Given entries:

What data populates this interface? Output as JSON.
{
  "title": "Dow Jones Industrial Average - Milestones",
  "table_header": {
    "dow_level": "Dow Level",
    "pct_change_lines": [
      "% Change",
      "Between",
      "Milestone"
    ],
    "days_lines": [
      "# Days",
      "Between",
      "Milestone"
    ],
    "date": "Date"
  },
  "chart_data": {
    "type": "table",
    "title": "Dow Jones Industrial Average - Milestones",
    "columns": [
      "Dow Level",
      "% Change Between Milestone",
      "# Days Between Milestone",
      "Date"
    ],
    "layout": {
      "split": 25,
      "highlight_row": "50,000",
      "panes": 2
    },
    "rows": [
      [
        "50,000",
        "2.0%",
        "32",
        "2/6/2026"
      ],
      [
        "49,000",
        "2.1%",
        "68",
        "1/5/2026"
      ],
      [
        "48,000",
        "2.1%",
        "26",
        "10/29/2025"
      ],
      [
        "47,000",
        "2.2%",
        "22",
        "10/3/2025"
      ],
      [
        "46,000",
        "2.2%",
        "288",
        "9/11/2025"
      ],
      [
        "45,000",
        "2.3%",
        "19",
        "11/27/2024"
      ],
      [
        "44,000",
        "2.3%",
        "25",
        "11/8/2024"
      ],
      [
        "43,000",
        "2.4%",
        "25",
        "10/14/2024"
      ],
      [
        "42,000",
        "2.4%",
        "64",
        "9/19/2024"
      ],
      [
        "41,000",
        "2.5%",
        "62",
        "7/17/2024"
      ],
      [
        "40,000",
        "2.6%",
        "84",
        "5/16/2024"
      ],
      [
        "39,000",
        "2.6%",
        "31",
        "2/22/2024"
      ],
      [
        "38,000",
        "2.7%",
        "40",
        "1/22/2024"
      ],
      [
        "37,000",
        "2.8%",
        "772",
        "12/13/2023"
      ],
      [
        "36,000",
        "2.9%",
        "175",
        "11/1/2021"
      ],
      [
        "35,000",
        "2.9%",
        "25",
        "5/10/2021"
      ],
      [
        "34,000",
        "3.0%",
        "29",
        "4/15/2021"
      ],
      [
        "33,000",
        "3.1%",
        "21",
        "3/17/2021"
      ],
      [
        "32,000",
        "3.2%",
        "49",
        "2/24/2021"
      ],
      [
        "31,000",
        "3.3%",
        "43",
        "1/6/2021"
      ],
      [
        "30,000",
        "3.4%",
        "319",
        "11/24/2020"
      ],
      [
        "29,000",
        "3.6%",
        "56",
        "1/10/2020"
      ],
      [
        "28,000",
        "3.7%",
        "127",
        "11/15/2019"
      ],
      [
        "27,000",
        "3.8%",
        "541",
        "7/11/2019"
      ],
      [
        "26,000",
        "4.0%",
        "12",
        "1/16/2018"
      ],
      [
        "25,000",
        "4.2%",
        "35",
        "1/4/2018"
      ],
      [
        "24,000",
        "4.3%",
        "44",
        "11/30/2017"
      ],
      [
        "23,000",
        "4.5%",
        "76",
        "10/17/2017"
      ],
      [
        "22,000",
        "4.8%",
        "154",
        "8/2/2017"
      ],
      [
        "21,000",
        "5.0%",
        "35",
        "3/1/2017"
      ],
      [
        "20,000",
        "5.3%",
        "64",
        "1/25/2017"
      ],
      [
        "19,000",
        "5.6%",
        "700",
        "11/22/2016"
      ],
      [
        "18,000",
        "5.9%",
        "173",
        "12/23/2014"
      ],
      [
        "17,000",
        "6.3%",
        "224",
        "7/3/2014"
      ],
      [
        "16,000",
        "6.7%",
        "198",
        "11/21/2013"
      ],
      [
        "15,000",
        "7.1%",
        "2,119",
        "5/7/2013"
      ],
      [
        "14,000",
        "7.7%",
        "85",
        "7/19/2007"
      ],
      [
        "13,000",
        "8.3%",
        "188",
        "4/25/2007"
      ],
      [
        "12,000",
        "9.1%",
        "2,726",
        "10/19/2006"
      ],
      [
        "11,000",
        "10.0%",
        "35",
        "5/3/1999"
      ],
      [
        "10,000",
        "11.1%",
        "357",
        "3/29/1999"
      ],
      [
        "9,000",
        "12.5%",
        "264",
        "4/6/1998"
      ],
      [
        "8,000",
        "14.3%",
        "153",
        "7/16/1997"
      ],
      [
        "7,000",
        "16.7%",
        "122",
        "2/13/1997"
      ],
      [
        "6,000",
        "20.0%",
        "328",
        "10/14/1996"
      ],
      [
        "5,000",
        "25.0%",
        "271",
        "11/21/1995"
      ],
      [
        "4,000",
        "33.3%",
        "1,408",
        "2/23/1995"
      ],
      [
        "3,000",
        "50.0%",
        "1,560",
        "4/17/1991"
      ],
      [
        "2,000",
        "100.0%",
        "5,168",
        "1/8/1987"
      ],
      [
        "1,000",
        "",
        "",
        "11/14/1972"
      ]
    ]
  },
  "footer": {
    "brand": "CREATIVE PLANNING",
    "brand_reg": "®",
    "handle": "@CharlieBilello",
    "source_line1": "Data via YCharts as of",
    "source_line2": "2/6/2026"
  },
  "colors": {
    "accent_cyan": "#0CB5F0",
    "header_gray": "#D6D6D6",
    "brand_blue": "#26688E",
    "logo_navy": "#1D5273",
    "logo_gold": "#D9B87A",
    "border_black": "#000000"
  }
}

Work to be completed:
Write out the full listing, keeping every line exactly as it is.

Result for this exercise:
What data populates this interface? Output as JSON.
{
  "title": "Dow Jones Industrial Average - Milestones",
  "table_header": {
    "dow_level": "Dow Level",
    "pct_change_lines": [
      "% Change",
      "Between",
      "Milestone"
    ],
    "days_lines": [
      "# Days",
      "Between",
      "Milestone"
    ],
    "date": "Date"
  },
  "chart_data": {
    "type": "table",
    "title": "Dow Jones Industrial Average - Milestones",
    "columns": [
      "Dow Level",
      "% Change Between Milestone",
      "# Days Between Milestone",
      "Date"
    ],
    "layout": {
      "split": 25,
      "highlight_row": "50,000",
      "panes": 2
    },
    "rows": [
      [
        "50,000",
        "2.0%",
        "32",
        "2/6/2026"
      ],
      [
        "49,000",
        "2.1%",
        "68",
        "1/5/2026"
      ],
      [
        "48,000",
        "2.1%",
        "26",
        "10/29/2025"
      ],
      [
        "47,000",
        "2.2%",
        "22",
        "10/3/2025"
      ],
      [
        "46,000",
        "2.2%",
        "288",
        "9/11/2025"
      ],
      [
        "45,000",
        "2.3%",
        "19",
        "11/27/2024"
      ],
      [
        "44,000",
        "2.3%",
        "25",
        "11/8/2024"
      ],
      [
        "43,000",
        "2.4%",
        "25",
        "10/14/2024"
      ],
      [
        "42,000",
        "2.4%",
        "64",
        "9/19/2024"
      ],
      [
        "41,000",
        "2.5%",
        "62",
        "7/17/2024"
      ],
      [
        "40,000",
        "2.6%",
        "84",
        "5/16/2024"
      ],
      [
        "39,000",
        "2.6%",
        "31",
        "2/22/2024"
      ],
      [
        "38,000",
        "2.7%",
        "40",
        "1/22/2024"
      ],
      [
        "37,000",
        "2.8%",
        "772",
        "12/13/2023"
      ],
      [
        "36,000",
        "2.9%",
        "175",
        "11/1/2021"
      ],
      [
        "35,000",
        "2.9%",
        "25",
        "5/10/2021"
      ],
      [
        "34,000",
        "3.0%",
        "29",
        "4/15/2021"
      ],
      [
        "33,000",
        "3.1%",
        "21",
        "3/17/2021"
      ],
      [
        "32,000",
        "3.2%",
        "49",
        "2/24/2021"
      ],
      [
        "31,000",
        "3.3%",
        "43",
        "1/6/2021"
      ],
      [
        "30,000",
        "3.4%",
        "319",
        "11/24/2020"
      ],
      [
        "29,000",
        "3.6%",
        "56",
        "1/10/2020"
      ],
      [
        "28,000",
        "3.7%",
        "127",
        "11/15/2019"
      ],
      [
        "27,000",
        "3.8%",
        "541",
        "7/11/2019"
      ],
      [
        "26,000",
        "4.0%",
        "12",
        "1/16/2018"
      ],
      [
        "25,000",
        "4.2%",
        "35",
        "1/4/2018"
      ],
      [
        "24,000",
        "4.3%",
        "44",
        "11/30/2017"
      ],
      [
        "23,000",
        "4.5%",
        "76",
        "10/17/2017"
      ],
      [
        "22,000",
        "4.8%",
        "154",
        "8/2/2017"
      ],
      [
        "21,000",
        "5.0%",
        "35",
        "3/1/2017"
      ],
      [
        "20,000",
        "5.3%",
        "64",
        "1/25/2017"
      ],
      [
        "19,000",
        "5.6%",
        "700",
        "11/22/2016"
      ],
      [
        "18,000",
        "5.9%",
        "173",
        "12/23/2014"
      ],
      [
        "17,000",
        "6.3%",
        "224",
        "7/3/2014"
      ],
      [
        "16,000",
        "6.7%",
        "198",
        "11/21/2013"
      ],
      [
        "15,000",
        "7.1%",
        "2,119",
        "5/7/2013"
      ],
      [
        "14,000",
        "7.7%",
        "85",
        "7/19/2007"
      ],
      [
        "13,000",
        "8.3%",
        "188",
        "4/25/2007"
      ],
      [
        "12,000",
        "9.1%",
        "2,726",
        "10/19/2006"
      ],
      [
        "11,000",
        "10.0%",
        "35",
        "5/3/1999"
      ],
      [
        "10,000",
        "11.1%",
        "357",
        "3/29/1999"
      ],
      [
        "9,000",
        "12.5%",
        "264",
        "4/6/1998"
      ],
      [
        "8,000",
        "14.3%",
        "153",
        "7/16/1997"
      ],
      [
        "7,000",
        "16.7%",
        "122",
        "2/13/1997"
      ],
      [
        "6,000",
        "20.0%",
        "328",
        "10/14/1996"
      ],
      [
        "5,000",
        "25.0%",
        "271",
        "11/21/1995"
      ],
      [
        "4,000",
        "33.3%",
        "1,408",
        "2/23/1995"
      ],
      [
        "3,000",
        "50.0%",
        "1,560",
        "4/17/1991"
      ],
      [
        "2,000",
        "100.0%",
        "5,168",
        "1/8/1987"
      ],
      [
        "1,000",
        "",
        "",
        "11/14/1972"
      ]
    ]
  },
  "footer": {
    "brand": "CREATIVE PLANNING",
    "brand_reg": "®",
    "handle": "@CharlieBilello",
    "source_line1": "Data via YCharts as of",
    "source_line2": "2/6/2026"
  },
  "colors": {
    "accent_cyan": "#0CB5F0",
    "header_gray": "#D6D6D6",
    "brand_blue": "#26688E",
    "logo_navy": "#1D5273",
    "logo_gold": "#D9B87A",
    "border_black": "#000000"
  }
}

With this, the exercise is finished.